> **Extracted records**
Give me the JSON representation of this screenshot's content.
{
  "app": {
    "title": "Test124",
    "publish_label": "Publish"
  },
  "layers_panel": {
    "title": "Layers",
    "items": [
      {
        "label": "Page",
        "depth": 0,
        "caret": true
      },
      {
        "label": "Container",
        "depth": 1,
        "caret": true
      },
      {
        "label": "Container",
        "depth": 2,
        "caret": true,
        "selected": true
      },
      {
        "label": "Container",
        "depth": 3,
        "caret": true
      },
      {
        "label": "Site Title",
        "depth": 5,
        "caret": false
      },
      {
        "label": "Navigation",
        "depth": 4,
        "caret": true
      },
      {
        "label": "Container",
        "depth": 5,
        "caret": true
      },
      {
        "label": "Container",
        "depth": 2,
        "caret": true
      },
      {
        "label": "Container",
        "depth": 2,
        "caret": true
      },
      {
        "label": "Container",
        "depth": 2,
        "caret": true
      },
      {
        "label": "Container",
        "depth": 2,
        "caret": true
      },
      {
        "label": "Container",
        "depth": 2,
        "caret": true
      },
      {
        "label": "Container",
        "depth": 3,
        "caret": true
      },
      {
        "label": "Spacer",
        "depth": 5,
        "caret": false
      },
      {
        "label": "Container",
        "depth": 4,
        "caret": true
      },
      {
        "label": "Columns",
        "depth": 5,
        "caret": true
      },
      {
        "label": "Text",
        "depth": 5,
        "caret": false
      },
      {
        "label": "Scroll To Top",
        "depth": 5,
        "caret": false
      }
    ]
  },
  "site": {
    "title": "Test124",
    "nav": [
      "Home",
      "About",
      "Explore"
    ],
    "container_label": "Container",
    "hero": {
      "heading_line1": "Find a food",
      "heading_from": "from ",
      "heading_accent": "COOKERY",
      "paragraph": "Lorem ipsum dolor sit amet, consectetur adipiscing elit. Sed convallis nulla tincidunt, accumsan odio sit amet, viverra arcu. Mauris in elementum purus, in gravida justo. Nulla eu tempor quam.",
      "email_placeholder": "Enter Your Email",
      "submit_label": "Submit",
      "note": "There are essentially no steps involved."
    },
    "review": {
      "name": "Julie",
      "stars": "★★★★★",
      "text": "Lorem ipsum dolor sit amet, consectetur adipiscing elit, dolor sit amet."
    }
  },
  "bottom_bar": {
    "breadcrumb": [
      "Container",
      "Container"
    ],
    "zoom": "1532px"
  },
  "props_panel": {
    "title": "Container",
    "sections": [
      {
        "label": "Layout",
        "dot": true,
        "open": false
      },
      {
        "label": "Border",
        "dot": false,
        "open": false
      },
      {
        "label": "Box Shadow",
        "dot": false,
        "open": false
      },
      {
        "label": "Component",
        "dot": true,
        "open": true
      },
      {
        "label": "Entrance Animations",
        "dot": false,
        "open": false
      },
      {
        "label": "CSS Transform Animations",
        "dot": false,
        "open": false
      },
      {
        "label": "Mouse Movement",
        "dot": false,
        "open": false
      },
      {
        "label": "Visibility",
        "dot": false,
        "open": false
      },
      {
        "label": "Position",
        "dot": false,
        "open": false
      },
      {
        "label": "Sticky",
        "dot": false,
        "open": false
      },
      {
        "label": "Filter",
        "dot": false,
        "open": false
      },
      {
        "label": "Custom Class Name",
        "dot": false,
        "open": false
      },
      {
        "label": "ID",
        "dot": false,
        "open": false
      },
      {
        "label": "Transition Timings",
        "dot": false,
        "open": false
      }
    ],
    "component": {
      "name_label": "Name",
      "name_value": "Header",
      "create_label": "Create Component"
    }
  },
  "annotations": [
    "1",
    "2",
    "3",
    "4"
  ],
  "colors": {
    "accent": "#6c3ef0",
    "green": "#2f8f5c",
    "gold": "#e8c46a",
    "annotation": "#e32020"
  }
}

> **Directive**
Set down the listing in full, keeping every word exactly as it is.

> **Answer**
Give me the JSON representation of this screenshot's content.
{
  "app": {
    "title": "Test124",
    "publish_label": "Publish"
  },
  "layers_panel": {
    "title": "Layers",
    "items": [
      {
        "label": "Page",
        "depth": 0,
        "caret": true
      },
      {
        "label": "Container",
        "depth": 1,
        "caret": true
      },
      {
        "label": "Container",
        "depth": 2,
        "caret": true,
        "selected": true
      },
      {
        "label": "Container",
        "depth": 3,
        "caret": true
      },
      {
        "label": "Site Title",
        "depth": 5,
        "caret": false
      },
      {
        "label": "Navigation",
        "depth": 4,
        "caret": true
      },
      {
        "label": "Container",
        "depth": 5,
        "caret": true
      },
      {
        "label": "Container",
        "depth": 2,
        "caret": true
      },
      {
        "label": "Container",
        "depth": 2,
        "caret": true
      },
      {
        "label": "Container",
        "depth": 2,
        "caret": true
      },
      {
        "label": "Container",
        "depth": 2,
        "caret": true
      },
      {
        "label": "Container",
        "depth": 2,
        "caret": true
      },
      {
        "label": "Container",
        "depth": 3,
        "caret": true
      },
      {
        "label": "Spacer",
        "depth": 5,
        "caret": false
      },
      {
        "label": "Container",
        "depth": 4,
        "caret": true
      },
      {
        "label": "Columns",
        "depth": 5,
        "caret": true
      },
      {
        "label": "Text",
        "depth": 5,
        "caret": false
      },
      {
        "label": "Scroll To Top",
        "depth": 5,
        "caret": false
      }
    ]
  },
  "site": {
    "title": "Test124",
    "nav": [
      "Home",
      "About",
      "Explore"
    ],
    "container_label": "Container",
    "hero": {
      "heading_line1": "Find a food",
      "heading_from": "from ",
      "heading_accent": "COOKERY",
      "paragraph": "Lorem ipsum dolor sit amet, consectetur adipiscing elit. Sed convallis nulla tincidunt, accumsan odio sit amet, viverra arcu. Mauris in elementum purus, in gravida justo. Nulla eu tempor quam.",
      "email_placeholder": "Enter Your Email",
      "submit_label": "Submit",
      "note": "There are essentially no steps involved."
    },
    "review": {
      "name": "Julie",
      "stars": "★★★★★",
      "text": "Lorem ipsum dolor sit amet, consectetur adipiscing elit, dolor sit amet."
    }
  },
  "bottom_bar": {
    "breadcrumb": [
      "Container",
      "Container"
    ],
    "zoom": "1532px"
  },
  "props_panel": {
    "title": "Container",
    "sections": [
      {
        "label": "Layout",
        "dot": true,
        "open": false
      },
      {
        "label": "Border",
        "dot": false,
        "open": false
      },
      {
        "label": "Box Shadow",
        "dot": false,
        "open": false
      },
      {
        "label": "Component",
        "dot": true,
        "open": true
      },
      {
        "label": "Entrance Animations",
        "dot": false,
        "open": false
      },
      {
        "label": "CSS Transform Animations",
        "dot": false,
        "open": false
      },
      {
        "label": "Mouse Movement",
        "dot": false,
        "open": false
      },
      {
        "label": "Visibility",
        "dot": false,
        "open": false
      },
      {
        "label": "Position",
        "dot": false,
        "open": false
      },
      {
        "label": "Sticky",
        "dot": false,
        "open": false
      },
      {
        "label": "Filter",
        "dot": false,
        "open": false
      },
      {
        "label": "Custom Class Name",
        "dot": false,
        "open": false
      },
      {
        "label": "ID",
        "dot": false,
        "open": false
      },
      {
        "label": "Transition Timings",
        "dot": false,
        "open": false
      }
    ],
    "component": {
      "name_label": "Name",
      "name_value": "Header",
      "create_label": "Create Component"
    }
  },
  "annotations": [
    "1",
    "2",
    "3",
    "4"
  ],
  "colors": {
    "accent": "#6c3ef0",
    "green": "#2f8f5c",
    "gold": "#e8c46a",
    "annotation": "#e32020"
  }
}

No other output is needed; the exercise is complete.